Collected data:
— begin —

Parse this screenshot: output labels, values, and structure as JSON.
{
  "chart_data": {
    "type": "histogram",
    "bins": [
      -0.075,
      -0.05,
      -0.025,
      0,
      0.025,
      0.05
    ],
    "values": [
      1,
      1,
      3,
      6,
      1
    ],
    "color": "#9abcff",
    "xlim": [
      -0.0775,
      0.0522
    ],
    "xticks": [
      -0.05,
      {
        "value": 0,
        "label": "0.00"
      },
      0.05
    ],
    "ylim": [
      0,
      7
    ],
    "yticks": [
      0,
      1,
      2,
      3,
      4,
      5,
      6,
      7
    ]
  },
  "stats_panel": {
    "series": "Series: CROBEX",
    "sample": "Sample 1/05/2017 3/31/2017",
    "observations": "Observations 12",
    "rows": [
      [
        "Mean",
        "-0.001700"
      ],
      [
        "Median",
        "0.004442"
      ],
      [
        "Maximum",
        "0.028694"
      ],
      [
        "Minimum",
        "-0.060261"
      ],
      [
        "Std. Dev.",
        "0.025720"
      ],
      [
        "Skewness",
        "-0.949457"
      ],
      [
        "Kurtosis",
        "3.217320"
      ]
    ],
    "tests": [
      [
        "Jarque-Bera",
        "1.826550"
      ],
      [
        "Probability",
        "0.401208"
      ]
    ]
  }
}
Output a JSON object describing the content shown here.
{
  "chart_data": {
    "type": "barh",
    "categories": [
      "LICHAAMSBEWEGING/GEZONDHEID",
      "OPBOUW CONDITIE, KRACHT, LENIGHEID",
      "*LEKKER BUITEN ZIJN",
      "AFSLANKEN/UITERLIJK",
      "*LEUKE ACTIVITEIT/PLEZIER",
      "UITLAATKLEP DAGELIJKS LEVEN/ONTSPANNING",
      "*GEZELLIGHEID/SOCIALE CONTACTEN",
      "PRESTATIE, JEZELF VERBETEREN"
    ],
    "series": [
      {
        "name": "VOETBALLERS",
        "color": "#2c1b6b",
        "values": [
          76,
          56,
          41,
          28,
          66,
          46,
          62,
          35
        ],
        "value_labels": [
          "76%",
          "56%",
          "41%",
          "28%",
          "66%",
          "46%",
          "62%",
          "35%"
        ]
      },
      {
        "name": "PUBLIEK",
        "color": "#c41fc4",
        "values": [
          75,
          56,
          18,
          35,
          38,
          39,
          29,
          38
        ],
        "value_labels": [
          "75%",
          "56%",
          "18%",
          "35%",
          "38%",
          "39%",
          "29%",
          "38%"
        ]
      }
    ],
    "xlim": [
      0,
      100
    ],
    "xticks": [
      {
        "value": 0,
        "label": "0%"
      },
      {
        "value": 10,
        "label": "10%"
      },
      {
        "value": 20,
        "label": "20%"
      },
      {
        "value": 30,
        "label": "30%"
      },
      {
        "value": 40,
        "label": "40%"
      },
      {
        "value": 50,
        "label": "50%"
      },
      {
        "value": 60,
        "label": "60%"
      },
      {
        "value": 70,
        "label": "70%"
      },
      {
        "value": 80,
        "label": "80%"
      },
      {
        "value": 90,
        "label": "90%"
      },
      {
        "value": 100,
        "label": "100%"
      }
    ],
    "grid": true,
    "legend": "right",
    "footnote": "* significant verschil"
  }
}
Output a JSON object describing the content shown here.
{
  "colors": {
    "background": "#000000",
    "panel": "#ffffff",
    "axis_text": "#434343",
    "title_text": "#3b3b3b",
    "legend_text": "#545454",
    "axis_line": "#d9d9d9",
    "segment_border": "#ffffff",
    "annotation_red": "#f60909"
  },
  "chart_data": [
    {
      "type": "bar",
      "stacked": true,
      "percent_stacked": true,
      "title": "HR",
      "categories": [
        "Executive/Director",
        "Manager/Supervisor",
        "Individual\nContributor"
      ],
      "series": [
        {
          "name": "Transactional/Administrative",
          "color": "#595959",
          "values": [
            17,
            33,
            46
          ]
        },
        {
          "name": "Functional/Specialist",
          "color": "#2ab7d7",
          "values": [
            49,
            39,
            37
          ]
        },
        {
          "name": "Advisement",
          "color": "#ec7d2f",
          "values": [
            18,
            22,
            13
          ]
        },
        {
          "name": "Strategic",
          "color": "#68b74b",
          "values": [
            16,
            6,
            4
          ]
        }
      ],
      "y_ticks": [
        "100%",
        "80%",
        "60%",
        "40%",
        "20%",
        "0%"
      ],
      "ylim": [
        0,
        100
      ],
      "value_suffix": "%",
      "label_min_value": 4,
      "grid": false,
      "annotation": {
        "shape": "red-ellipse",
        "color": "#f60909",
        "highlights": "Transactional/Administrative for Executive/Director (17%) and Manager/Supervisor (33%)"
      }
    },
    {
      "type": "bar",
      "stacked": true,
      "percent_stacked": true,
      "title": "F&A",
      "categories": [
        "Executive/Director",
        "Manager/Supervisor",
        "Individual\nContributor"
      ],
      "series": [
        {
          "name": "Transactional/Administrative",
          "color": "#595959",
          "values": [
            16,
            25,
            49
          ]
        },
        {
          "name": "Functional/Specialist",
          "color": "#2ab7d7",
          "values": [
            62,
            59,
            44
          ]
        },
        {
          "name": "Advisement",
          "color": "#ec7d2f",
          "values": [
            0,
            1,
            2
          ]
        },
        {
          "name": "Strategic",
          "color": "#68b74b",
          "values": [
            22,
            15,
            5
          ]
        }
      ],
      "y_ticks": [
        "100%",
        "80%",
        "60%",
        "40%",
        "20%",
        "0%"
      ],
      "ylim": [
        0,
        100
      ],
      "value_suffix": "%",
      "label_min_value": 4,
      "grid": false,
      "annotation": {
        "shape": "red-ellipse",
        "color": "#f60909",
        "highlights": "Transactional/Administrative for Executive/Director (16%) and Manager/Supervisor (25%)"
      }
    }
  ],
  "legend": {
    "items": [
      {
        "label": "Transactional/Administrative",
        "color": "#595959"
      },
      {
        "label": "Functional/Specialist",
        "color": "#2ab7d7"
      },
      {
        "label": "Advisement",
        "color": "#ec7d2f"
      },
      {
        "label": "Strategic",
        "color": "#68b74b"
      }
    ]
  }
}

— end —

YOUR INSTRUCTIONS:
Show every line of the records above that contains the word "series".

EXERCISE SOLUTION:
    "series": "Series: CROBEX",
    "series": [
      "series": [
      "series": [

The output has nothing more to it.